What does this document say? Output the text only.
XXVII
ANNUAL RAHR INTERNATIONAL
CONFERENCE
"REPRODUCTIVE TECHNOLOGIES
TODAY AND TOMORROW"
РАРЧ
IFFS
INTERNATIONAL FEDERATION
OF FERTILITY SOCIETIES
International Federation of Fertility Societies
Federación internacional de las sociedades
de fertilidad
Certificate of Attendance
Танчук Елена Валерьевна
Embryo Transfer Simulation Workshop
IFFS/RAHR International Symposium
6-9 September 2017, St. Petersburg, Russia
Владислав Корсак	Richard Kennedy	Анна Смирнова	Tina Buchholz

WHAT TO PRODUCE
Lines from the records above that hold "IFFS" are the ones to list.

EXPECTED OUTPUT
IFFS
IFFS/RAHR International Symposium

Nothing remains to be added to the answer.